[START OF Material to process]

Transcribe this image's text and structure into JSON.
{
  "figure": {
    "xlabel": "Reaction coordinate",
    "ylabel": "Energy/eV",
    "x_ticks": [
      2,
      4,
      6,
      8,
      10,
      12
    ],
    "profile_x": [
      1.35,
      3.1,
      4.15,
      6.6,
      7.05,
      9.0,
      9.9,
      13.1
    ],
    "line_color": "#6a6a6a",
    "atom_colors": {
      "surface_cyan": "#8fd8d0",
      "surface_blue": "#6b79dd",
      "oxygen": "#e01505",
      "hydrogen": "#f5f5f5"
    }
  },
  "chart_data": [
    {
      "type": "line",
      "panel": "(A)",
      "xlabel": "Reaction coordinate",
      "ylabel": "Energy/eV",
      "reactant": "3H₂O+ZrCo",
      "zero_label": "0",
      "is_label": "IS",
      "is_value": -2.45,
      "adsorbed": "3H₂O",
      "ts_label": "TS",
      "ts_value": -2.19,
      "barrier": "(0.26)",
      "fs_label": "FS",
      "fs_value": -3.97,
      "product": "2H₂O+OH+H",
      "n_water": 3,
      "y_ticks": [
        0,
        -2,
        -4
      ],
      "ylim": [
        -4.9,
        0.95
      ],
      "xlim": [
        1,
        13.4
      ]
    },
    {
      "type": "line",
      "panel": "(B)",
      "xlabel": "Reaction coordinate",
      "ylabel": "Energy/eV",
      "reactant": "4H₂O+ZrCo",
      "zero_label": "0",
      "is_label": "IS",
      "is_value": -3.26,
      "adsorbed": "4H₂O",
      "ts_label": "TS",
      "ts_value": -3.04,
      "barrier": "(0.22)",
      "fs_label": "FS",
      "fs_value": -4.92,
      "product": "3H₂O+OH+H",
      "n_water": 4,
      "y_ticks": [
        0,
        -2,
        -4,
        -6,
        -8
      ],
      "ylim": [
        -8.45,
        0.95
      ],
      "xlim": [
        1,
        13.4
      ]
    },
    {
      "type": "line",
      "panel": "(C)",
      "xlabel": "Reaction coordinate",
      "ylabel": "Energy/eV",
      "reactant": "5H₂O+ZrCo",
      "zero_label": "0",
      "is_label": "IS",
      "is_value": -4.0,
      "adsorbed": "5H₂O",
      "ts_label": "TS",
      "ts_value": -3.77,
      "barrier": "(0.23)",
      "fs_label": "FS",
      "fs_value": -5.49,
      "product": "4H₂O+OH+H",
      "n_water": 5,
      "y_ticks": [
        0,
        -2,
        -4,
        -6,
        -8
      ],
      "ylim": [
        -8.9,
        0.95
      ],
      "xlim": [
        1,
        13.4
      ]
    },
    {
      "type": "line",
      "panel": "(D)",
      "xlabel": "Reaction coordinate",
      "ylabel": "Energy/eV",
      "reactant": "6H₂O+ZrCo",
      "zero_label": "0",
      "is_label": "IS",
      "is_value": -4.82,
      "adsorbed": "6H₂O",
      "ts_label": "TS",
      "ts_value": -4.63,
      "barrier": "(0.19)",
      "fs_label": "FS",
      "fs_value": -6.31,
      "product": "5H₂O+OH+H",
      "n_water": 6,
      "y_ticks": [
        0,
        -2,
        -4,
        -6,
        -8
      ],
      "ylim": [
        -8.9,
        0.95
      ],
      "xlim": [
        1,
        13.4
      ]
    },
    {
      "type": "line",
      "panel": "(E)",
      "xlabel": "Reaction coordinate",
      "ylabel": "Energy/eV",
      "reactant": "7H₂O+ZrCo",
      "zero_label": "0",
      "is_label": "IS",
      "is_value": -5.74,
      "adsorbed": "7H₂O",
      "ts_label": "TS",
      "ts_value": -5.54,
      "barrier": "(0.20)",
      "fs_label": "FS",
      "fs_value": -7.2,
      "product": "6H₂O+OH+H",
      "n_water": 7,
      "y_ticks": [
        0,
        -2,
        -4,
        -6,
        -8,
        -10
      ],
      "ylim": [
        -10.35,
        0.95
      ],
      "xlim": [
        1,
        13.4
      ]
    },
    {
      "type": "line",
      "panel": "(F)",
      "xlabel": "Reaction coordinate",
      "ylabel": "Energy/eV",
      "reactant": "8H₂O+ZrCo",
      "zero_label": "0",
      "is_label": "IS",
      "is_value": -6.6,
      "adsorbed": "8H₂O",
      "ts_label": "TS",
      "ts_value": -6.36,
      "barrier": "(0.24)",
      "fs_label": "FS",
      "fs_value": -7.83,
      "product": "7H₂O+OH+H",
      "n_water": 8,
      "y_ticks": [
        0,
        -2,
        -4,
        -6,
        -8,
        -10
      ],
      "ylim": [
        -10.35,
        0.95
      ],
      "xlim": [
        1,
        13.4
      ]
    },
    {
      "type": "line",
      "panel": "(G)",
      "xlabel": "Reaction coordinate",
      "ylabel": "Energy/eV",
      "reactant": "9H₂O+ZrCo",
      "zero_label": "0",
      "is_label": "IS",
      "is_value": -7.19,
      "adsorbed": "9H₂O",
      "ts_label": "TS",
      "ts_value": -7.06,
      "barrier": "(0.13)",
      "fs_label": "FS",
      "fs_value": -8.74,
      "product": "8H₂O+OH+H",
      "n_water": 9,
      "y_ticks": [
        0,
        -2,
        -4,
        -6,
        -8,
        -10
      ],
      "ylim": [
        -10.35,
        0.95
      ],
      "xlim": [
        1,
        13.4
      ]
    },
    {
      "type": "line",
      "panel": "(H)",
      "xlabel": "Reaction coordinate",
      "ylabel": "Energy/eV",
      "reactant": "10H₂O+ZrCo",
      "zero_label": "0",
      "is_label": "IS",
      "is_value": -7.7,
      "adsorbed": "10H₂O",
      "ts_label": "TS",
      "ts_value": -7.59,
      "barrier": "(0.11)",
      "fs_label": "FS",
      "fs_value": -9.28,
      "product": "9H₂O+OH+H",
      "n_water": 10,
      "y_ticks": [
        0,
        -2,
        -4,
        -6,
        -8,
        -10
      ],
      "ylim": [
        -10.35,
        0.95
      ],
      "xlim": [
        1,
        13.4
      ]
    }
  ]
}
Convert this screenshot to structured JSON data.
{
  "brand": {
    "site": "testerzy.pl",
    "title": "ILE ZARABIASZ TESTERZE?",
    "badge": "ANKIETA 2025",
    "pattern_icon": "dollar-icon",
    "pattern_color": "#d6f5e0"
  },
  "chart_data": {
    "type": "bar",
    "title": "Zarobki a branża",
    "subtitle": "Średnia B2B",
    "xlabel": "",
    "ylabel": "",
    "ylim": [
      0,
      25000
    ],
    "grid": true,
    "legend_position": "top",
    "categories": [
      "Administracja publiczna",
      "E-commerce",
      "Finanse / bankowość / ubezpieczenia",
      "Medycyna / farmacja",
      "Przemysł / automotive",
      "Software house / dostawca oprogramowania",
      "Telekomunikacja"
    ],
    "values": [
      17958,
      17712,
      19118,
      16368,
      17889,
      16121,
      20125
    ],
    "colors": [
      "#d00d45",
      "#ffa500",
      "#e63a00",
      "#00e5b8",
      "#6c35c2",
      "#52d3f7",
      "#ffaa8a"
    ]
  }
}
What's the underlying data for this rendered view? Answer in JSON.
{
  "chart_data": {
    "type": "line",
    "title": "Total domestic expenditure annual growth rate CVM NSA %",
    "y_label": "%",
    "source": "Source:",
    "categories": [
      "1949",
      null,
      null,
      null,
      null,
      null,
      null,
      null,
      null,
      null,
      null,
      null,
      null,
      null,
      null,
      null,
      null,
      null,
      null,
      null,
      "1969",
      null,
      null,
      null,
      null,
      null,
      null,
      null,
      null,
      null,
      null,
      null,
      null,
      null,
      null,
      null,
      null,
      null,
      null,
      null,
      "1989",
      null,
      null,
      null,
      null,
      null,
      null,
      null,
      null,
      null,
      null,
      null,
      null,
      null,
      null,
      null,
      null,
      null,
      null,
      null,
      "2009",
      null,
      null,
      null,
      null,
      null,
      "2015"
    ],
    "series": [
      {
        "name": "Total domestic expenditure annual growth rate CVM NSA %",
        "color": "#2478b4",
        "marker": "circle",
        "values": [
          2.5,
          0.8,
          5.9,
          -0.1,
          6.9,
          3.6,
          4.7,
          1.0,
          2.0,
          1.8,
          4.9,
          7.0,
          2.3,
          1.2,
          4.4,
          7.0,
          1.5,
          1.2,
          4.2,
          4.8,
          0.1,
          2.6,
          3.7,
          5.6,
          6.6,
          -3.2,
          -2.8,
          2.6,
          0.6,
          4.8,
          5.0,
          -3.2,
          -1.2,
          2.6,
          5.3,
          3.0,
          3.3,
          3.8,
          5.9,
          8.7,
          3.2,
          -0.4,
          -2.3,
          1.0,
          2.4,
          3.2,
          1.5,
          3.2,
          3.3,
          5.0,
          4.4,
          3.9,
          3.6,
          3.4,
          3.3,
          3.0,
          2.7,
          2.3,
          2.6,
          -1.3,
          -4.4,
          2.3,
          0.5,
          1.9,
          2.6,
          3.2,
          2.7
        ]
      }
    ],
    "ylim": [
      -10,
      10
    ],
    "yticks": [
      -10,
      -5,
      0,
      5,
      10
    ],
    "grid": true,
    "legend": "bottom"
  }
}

[END OF Material to process]

■ **What is expected**:
Check each line of the listing above for the string "annual", then report only how many lines have it.

■ **Task solution**:
2